====== Data

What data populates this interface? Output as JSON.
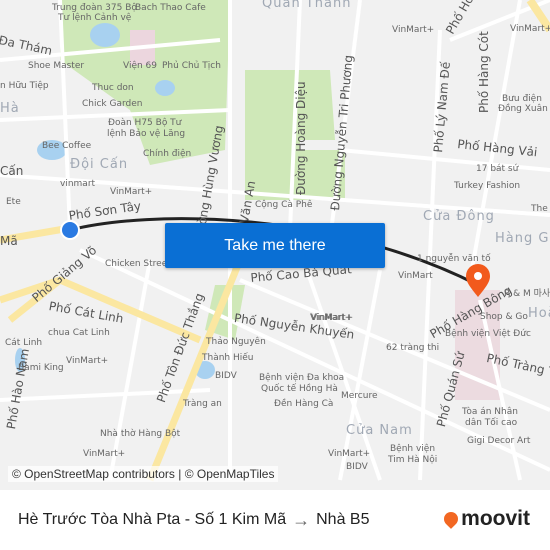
{
  "map": {
    "colors": {
      "background": "#f1f1f1",
      "road": "#ffffff",
      "major_road": "#fbe7a1",
      "park": "#cfe8b8",
      "water": "#a8d1f0",
      "route": "#222222",
      "button": "#0a6fd4",
      "destination_pin": "#f25a1c",
      "origin_dot": "#2a7ae2"
    },
    "labels": [
      "Trung đoàn 375 Bộ",
      "Tư lệnh Cảnh vệ",
      "Bach Thao Cafe",
      "Quán Thánh",
      "Đa Thám",
      "Shoe Master",
      "Viện 69",
      "Phủ Chủ Tịch",
      "n Hữu Tiệp",
      "Thuc don",
      "Chick Garden",
      "Hà",
      "Đoàn H75 Bộ Tư",
      "lệnh Bảo vệ Lăng",
      "Bee Coffee",
      "Chính điện",
      "Đội Cấn",
      "Cấn",
      "vinmart",
      "VinMart+",
      "Ete",
      "Phố Sơn Tây",
      "Mã",
      "Đường Hùng Vương",
      "Văn An",
      "Cộng Cà Phê",
      "Đường Hoàng Diệu",
      "Đường Nguyễn Tri Phương",
      "VinMart+",
      "Phố Hoè",
      "VinMart+",
      "Phố Lý Nam Đế",
      "Phố Hàng Cót",
      "Bưu điện",
      "Đồng Xuân",
      "Phố Hàng Vải",
      "17 bát sứ",
      "Turkey Fashion",
      "Cửa Đông",
      "The Cafe",
      "Hàng Ga",
      "Phố Giảng Võ",
      "Chicken Street",
      "Phố Cát Linh",
      "chua Cat Linh",
      "Cát Linh",
      "Bami King",
      "VinMart+",
      "Phố Hào Nam",
      "Phố Tôn Đức Thắng",
      "Thảo Nguyên",
      "Thành Hiếu",
      "BIDV",
      "Tràng an",
      "Nhà thờ Hàng Bột",
      "VinMart+",
      "Phố Cao Bá Quát",
      "Phố Nguyễn Khuyến",
      "VinMart+",
      "1 nguyễn văn tố",
      "VinMart",
      "Phố Hàng Bông",
      "R & M 마사지",
      "Shop & Go",
      "Hoà",
      "Bệnh viện Việt Đức",
      "62 tràng thi",
      "Phố Tràng Thi",
      "VinMart+",
      "Bệnh viện Đa khoa",
      "Quốc tế Hồng Hà",
      "Đền Hàng Cà",
      "Mercure",
      "Phố Quán Sứ",
      "Tòa án Nhân",
      "dân Tối cao",
      "Gigi Decor Art",
      "Cửa Nam",
      "Bệnh viện",
      "Tim Hà Nội",
      "BIDV",
      "VinMart+"
    ],
    "take_me_there": "Take me there",
    "attribution": "© OpenStreetMap contributors | © OpenMapTiles"
  },
  "footer": {
    "origin": "Hè Trước Tòa Nhà Pta - Số 1 Kim Mã",
    "arrow": "→",
    "destination": "Nhà B5",
    "logo": "moovit"
  }
}
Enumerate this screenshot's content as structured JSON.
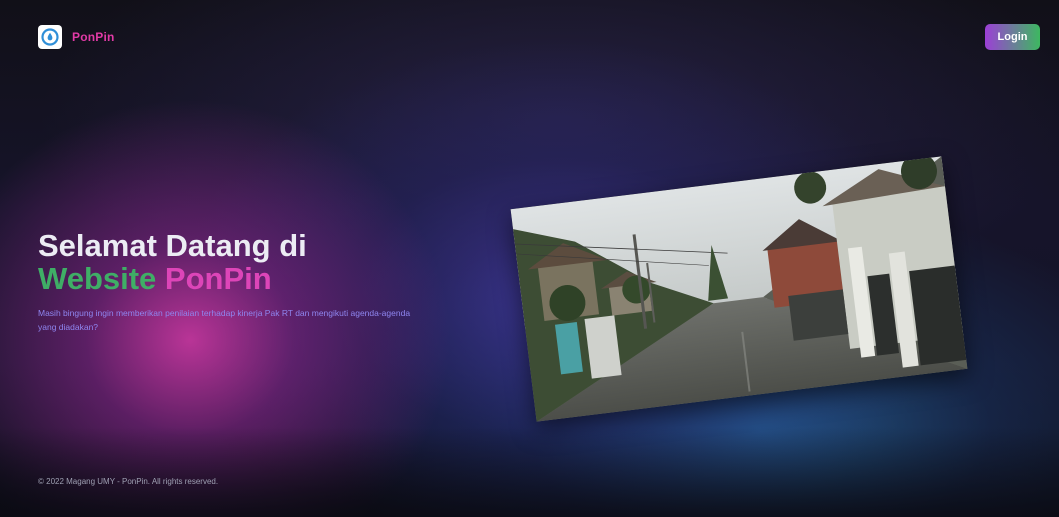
{
  "navbar": {
    "brand_name": "PonPin",
    "logo_icon": "ponpin-logo-icon",
    "login_label": "Login"
  },
  "hero": {
    "headline_line1": "Selamat Datang di",
    "headline_word_website": "Website",
    "headline_word_ponpin": "PonPin",
    "subtitle": "Masih bingung ingin memberikan penilaian terhadap kinerja Pak RT dan mengikuti agenda-agenda yang diadakan?",
    "image_subject": "residential-street-photo"
  },
  "footer": {
    "copyright": "© 2022 Magang UMY - PonPin. All rights reserved."
  },
  "colors": {
    "brand_pink": "#e13aa6",
    "brand_green": "#3fae66",
    "subtitle_purple": "#8f86f0",
    "login_gradient_start": "#9c3fd6",
    "login_gradient_end": "#3db860"
  }
}
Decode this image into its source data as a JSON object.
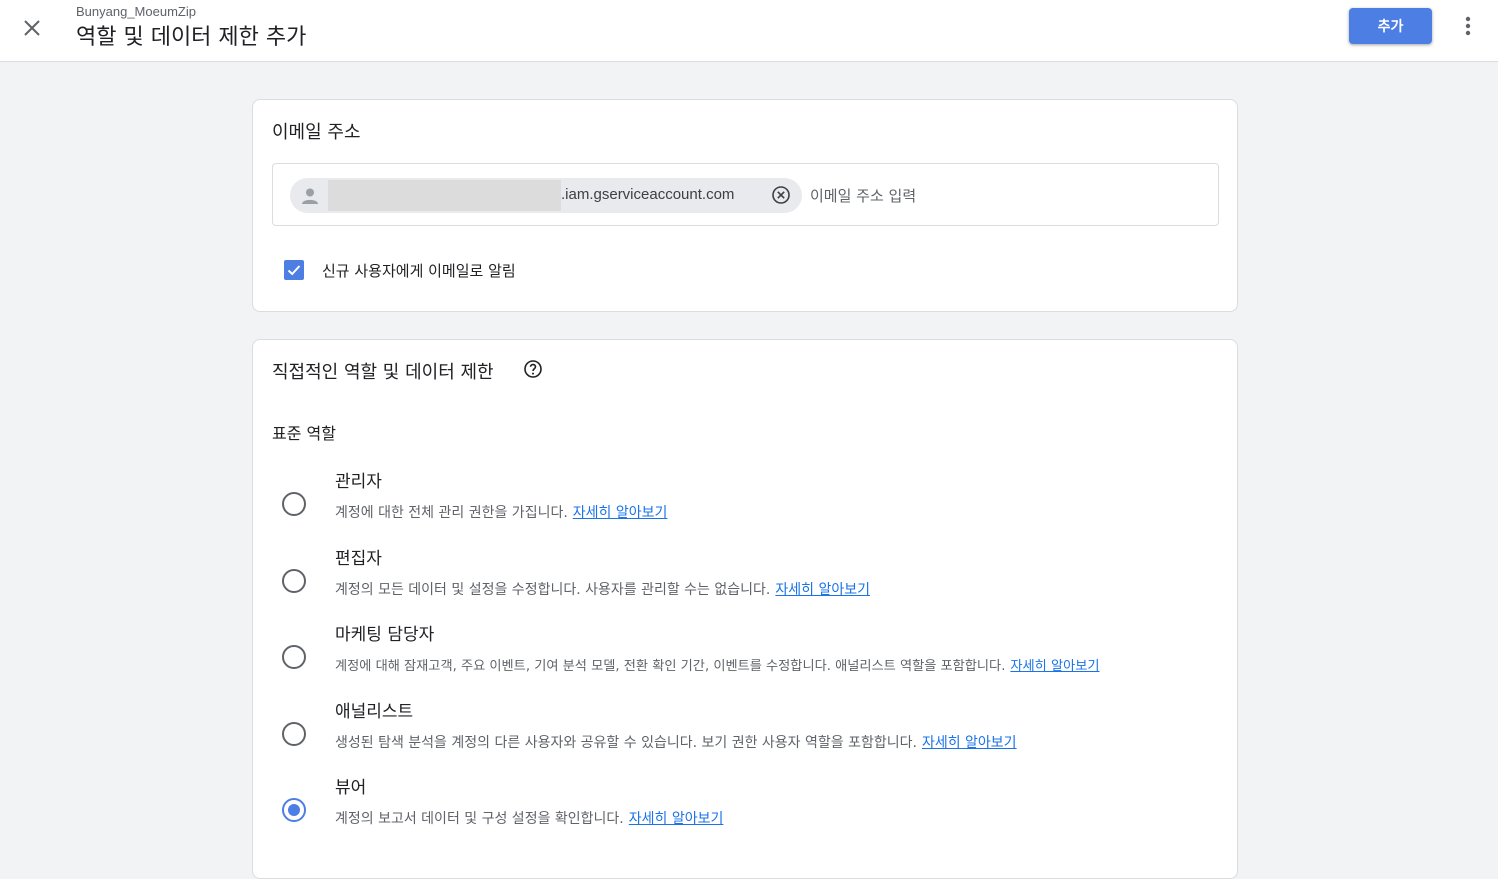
{
  "header": {
    "account_name": "Bunyang_MoeumZip",
    "title": "역할 및 데이터 제한 추가",
    "add_label": "추가"
  },
  "email_section": {
    "title": "이메일 주소",
    "chip_suffix": ".iam.gserviceaccount.com",
    "input_placeholder": "이메일 주소 입력",
    "notify_label": "신규 사용자에게 이메일로 알림",
    "notify_checked": true
  },
  "roles_section": {
    "title": "직접적인 역할 및 데이터 제한",
    "standard_label": "표준 역할",
    "learn_more_label": "자세히 알아보기",
    "roles": [
      {
        "name": "관리자",
        "description": "계정에 대한 전체 관리 권한을 가집니다.",
        "selected": false
      },
      {
        "name": "편집자",
        "description": "계정의 모든 데이터 및 설정을 수정합니다. 사용자를 관리할 수는 없습니다.",
        "selected": false
      },
      {
        "name": "마케팅 담당자",
        "description": "계정에 대해 잠재고객, 주요 이벤트, 기여 분석 모델, 전환 확인 기간, 이벤트를 수정합니다. 애널리스트 역할을 포함합니다.",
        "selected": false
      },
      {
        "name": "애널리스트",
        "description": "생성된 탐색 분석을 계정의 다른 사용자와 공유할 수 있습니다. 보기 권한 사용자 역할을 포함합니다.",
        "selected": false
      },
      {
        "name": "뷰어",
        "description": "계정의 보고서 데이터 및 구성 설정을 확인합니다.",
        "selected": true
      }
    ]
  },
  "colors": {
    "accent": "#4c7ee3",
    "link": "#1a73e8",
    "background": "#f1f3f4"
  },
  "icons": {
    "close": "close-icon",
    "more": "more-vert-icon",
    "avatar": "person-icon",
    "chip_remove": "cancel-circle-icon",
    "checkbox": "check-icon",
    "help": "help-circle-icon"
  }
}
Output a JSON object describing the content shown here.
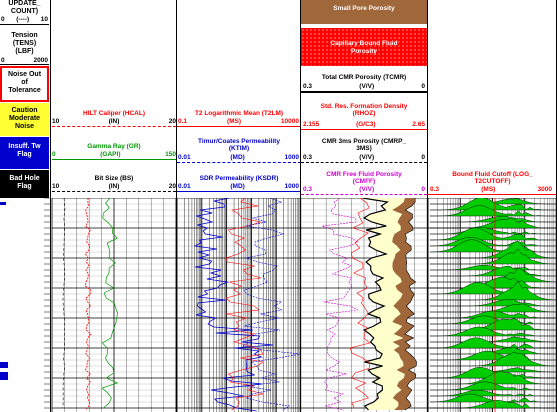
{
  "left_panel": {
    "update_count_title": "UPDATE_\nCOUNT)",
    "update_count_scale": {
      "left": "0",
      "mid": "(----)",
      "right": "10"
    },
    "tension_title": "Tension\n(TENS)\n(LBF)",
    "tension_scale": {
      "left": "0",
      "right": "2000"
    },
    "noise_flag": "Noise Out\nof\nTolerance",
    "caution_flag": "Caution\nModerate\nNoise",
    "insuff_flag": "Insuff. Tw\nFlag",
    "bad_hole_flag": "Bad Hole\nFlag"
  },
  "colors": {
    "red": "#ff0000",
    "green": "#009900",
    "blue": "#0000cc",
    "magenta": "#cc00cc",
    "brown": "#a0673a",
    "yellow": "#ffff33",
    "black": "#000000"
  },
  "legend_top": {
    "small_pore": "Small Pore Porosity",
    "capillary": "Capillary Bound Fluid\nPorosity"
  },
  "tracks": {
    "track1": {
      "hilt": {
        "title": "HILT Caliper (HCAL)",
        "left": "10",
        "unit": "(IN)",
        "right": "20"
      },
      "gamma": {
        "title": "Gamma Ray (GR)",
        "left": "0",
        "unit": "(GAPI)",
        "right": "150"
      },
      "bitsize": {
        "title": "Bit Size (BS)",
        "left": "10",
        "unit": "(IN)",
        "right": "20"
      }
    },
    "track2": {
      "t2lm": {
        "title": "T2 Logarithmic Mean (T2LM)",
        "left": "0.1",
        "unit": "(MS)",
        "right": "10000"
      },
      "ktim": {
        "title": "Timur/Coates Permeability\n(KTIM)",
        "left": "0.01",
        "unit": "(MD)",
        "right": "1000"
      },
      "ksdr": {
        "title": "SDR Permeability (KSDR)",
        "left": "0.01",
        "unit": "(MD)",
        "right": "1000"
      }
    },
    "track3": {
      "tcmr": {
        "title": "Total CMR Porosity (TCMR)",
        "left": "0.3",
        "unit": "(V/V)",
        "right": "0"
      },
      "rhoz": {
        "title": "Std. Res. Formation Density\n(RHOZ)",
        "left": "2.155",
        "unit": "(G/C3)",
        "right": "2.65"
      },
      "cmrp": {
        "title": "CMR 3ms Porosity (CMRP_\n3MS)",
        "left": "0.3",
        "unit": "(V/V)",
        "right": "0"
      },
      "cmff": {
        "title": "CMR Free Fluid Porosity\n(CMFF)",
        "left": "0.3",
        "unit": "(V/V)",
        "right": "0"
      }
    },
    "track4": {
      "cutoff": {
        "title": "Bound Fluid Cutoff (LOG_\nT2CUTOFF)",
        "left": "0.3",
        "unit": "(MS)",
        "right": "3000"
      }
    }
  }
}
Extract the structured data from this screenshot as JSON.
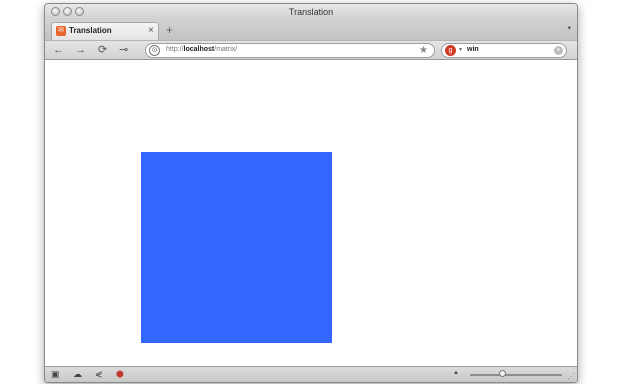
{
  "window": {
    "title": "Translation"
  },
  "tabs": [
    {
      "label": "Translation",
      "close": "×"
    }
  ],
  "toolbar": {
    "back": "←",
    "forward": "→",
    "reload": "⟳",
    "key": "⊸",
    "new_tab": "+",
    "tab_list": "▾"
  },
  "address": {
    "prefix": "http://",
    "host": "localhost",
    "path": "/matrix/",
    "star": "★",
    "site_icon": "⊙"
  },
  "search": {
    "query": "win",
    "engine_icon": "g",
    "dropdown": "▾",
    "clear": "×"
  },
  "content": {
    "square_color": "#3366ff"
  },
  "statusbar": {
    "icons": [
      "console-icon",
      "cloud-icon",
      "share-icon",
      "addon-icon"
    ],
    "zoom_level": 0.35
  }
}
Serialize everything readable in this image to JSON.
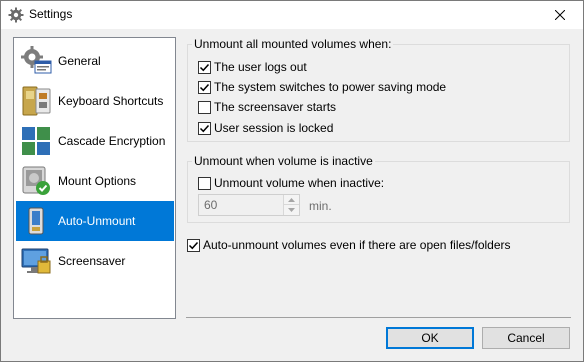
{
  "window": {
    "title": "Settings"
  },
  "sidebar": {
    "items": [
      {
        "label": "General"
      },
      {
        "label": "Keyboard Shortcuts"
      },
      {
        "label": "Cascade Encryption"
      },
      {
        "label": "Mount Options"
      },
      {
        "label": "Auto-Unmount",
        "selected": true
      },
      {
        "label": "Screensaver"
      }
    ]
  },
  "unmount_when": {
    "legend": "Unmount all mounted volumes when:",
    "options": [
      {
        "label": "The user logs out",
        "checked": true
      },
      {
        "label": "The system switches to power saving mode",
        "checked": true
      },
      {
        "label": "The screensaver starts",
        "checked": false
      },
      {
        "label": "User session is locked",
        "checked": true
      }
    ]
  },
  "inactive": {
    "legend": "Unmount when volume is inactive",
    "checkbox_label": "Unmount volume when inactive:",
    "checked": false,
    "value": "60",
    "unit": "min."
  },
  "open_files": {
    "label": "Auto-unmount volumes even if there are open files/folders",
    "checked": true
  },
  "buttons": {
    "ok": "OK",
    "cancel": "Cancel"
  },
  "colors": {
    "selection": "#0078d7",
    "window_bg": "#f0f0f0"
  }
}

============

> Task
Filter the data for the string "JSON" and copy every line that has it.

> The solution
What data populates this interface? Output as JSON.
Enumerate this screenshot's content as structured JSON.
Decode this image into its source data as a JSON object.
Output a JSON object describing the content shown here.
Extract the structured data from this screenshot as JSON.
Serialize everything readable in this image to JSON.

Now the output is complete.